**** INPUT MATERIAL

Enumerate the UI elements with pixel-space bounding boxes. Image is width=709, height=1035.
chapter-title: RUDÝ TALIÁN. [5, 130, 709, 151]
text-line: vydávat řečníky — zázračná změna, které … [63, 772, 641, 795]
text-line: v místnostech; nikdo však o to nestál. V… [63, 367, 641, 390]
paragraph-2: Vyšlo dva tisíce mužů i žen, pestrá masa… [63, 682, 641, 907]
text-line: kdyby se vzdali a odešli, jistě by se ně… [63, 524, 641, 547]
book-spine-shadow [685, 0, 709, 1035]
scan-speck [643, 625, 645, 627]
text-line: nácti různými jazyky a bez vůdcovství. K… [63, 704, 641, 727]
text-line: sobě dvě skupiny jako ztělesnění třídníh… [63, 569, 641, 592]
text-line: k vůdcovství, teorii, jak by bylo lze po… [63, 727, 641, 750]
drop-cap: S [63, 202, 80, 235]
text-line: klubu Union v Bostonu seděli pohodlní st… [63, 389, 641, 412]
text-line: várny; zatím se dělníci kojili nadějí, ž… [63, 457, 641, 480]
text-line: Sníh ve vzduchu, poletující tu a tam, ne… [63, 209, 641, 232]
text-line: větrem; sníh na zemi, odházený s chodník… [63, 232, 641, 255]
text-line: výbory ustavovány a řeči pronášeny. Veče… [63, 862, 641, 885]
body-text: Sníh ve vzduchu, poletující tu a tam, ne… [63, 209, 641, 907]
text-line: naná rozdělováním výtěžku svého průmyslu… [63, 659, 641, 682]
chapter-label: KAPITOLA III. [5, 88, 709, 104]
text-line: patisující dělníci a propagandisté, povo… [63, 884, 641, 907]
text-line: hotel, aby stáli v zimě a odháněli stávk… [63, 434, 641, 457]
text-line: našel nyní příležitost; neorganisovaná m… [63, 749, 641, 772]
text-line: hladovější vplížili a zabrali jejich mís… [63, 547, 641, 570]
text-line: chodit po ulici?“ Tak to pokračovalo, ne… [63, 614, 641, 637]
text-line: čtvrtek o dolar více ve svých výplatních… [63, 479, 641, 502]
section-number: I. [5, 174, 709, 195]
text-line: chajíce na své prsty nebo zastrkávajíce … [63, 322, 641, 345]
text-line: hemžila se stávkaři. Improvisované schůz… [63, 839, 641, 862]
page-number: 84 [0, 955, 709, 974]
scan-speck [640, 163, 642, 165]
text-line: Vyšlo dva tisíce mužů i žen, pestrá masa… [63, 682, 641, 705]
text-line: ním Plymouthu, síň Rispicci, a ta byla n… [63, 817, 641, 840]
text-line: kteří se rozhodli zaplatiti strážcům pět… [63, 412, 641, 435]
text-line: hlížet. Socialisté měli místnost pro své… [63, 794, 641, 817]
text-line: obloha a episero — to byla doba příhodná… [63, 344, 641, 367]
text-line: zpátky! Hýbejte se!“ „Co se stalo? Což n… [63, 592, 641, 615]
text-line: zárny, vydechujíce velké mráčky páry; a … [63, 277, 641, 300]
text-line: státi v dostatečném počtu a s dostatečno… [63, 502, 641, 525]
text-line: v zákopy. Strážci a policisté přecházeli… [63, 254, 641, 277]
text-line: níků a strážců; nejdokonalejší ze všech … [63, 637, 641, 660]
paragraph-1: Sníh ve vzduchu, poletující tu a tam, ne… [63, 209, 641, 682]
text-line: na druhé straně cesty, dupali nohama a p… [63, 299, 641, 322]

********

◆ **THE TASK**:
Copy the data word for word, starting with the very first line and stopping after the line that contains "chapter-label: KAPITOLA III.".

◆ **FINAL RESULT**:
Enumerate the UI elements with pixel-space bounding boxes. Image is width=709, height=1035.
chapter-title: RUDÝ TALIÁN. [5, 130, 709, 151]
text-line: vydávat řečníky — zázračná změna, které … [63, 772, 641, 795]
text-line: v místnostech; nikdo však o to nestál. V… [63, 367, 641, 390]
paragraph-2: Vyšlo dva tisíce mužů i žen, pestrá masa… [63, 682, 641, 907]
text-line: kdyby se vzdali a odešli, jistě by se ně… [63, 524, 641, 547]
book-spine-shadow [685, 0, 709, 1035]
scan-speck [643, 625, 645, 627]
text-line: nácti různými jazyky a bez vůdcovství. K… [63, 704, 641, 727]
text-line: sobě dvě skupiny jako ztělesnění třídníh… [63, 569, 641, 592]
text-line: k vůdcovství, teorii, jak by bylo lze po… [63, 727, 641, 750]
drop-cap: S [63, 202, 80, 235]
text-line: klubu Union v Bostonu seděli pohodlní st… [63, 389, 641, 412]
text-line: várny; zatím se dělníci kojili nadějí, ž… [63, 457, 641, 480]
text-line: Sníh ve vzduchu, poletující tu a tam, ne… [63, 209, 641, 232]
text-line: větrem; sníh na zemi, odházený s chodník… [63, 232, 641, 255]
text-line: výbory ustavovány a řeči pronášeny. Veče… [63, 862, 641, 885]
body-text: Sníh ve vzduchu, poletující tu a tam, ne… [63, 209, 641, 907]
text-line: naná rozdělováním výtěžku svého průmyslu… [63, 659, 641, 682]
chapter-label: KAPITOLA III. [5, 88, 709, 104]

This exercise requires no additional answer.